[Figure collection entries]

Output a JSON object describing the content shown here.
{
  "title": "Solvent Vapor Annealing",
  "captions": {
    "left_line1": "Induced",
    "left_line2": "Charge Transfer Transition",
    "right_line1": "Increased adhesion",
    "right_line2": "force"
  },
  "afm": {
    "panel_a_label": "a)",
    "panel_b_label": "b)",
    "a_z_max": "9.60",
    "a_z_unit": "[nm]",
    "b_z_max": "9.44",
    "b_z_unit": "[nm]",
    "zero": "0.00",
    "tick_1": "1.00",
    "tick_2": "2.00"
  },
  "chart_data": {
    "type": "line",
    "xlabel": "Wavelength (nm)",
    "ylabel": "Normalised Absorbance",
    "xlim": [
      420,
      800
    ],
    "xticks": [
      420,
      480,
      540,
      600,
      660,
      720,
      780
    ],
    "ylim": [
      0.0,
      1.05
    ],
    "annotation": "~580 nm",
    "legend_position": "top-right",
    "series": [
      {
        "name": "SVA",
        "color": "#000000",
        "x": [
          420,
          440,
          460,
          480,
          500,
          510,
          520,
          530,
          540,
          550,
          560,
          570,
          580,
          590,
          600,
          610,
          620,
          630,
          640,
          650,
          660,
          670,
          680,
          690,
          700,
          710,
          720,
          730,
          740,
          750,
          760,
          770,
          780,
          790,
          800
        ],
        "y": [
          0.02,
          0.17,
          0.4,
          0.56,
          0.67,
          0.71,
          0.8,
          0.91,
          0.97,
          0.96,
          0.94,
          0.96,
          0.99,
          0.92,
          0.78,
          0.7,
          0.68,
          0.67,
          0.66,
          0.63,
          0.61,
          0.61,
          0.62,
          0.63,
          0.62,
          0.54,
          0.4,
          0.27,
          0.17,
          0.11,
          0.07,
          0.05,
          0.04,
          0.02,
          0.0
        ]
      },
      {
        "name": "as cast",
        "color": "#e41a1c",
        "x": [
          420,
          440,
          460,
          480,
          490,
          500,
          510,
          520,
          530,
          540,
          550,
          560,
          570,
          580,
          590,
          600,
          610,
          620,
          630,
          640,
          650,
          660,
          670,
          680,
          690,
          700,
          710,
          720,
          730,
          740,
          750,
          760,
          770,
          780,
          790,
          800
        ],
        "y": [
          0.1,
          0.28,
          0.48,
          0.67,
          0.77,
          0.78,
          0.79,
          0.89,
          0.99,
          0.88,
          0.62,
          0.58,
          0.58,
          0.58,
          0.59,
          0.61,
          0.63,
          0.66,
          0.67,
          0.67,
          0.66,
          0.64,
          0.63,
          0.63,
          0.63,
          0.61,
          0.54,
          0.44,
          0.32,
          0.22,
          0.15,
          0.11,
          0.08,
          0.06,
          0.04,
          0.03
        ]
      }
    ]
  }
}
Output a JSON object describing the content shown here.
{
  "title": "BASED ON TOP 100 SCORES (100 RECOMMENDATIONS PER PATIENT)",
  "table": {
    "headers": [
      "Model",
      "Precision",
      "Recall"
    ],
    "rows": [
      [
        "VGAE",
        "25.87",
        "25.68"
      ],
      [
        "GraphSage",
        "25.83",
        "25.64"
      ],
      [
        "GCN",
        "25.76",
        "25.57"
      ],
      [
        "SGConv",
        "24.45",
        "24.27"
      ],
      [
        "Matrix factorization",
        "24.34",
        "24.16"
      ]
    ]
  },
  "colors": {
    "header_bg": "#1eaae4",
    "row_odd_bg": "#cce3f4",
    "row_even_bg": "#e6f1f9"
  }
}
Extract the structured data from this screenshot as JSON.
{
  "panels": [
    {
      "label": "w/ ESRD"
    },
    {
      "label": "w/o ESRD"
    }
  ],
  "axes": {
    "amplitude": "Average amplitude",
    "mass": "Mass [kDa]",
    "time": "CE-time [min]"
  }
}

**Stated task**
Copy out every line of the listing that includes the string "title".

**Task solution**
  "title": "Solvent Vapor Annealing",
  "title": "BASED ON TOP 100 SCORES (100 RECOMMENDATIONS PER PATIENT)",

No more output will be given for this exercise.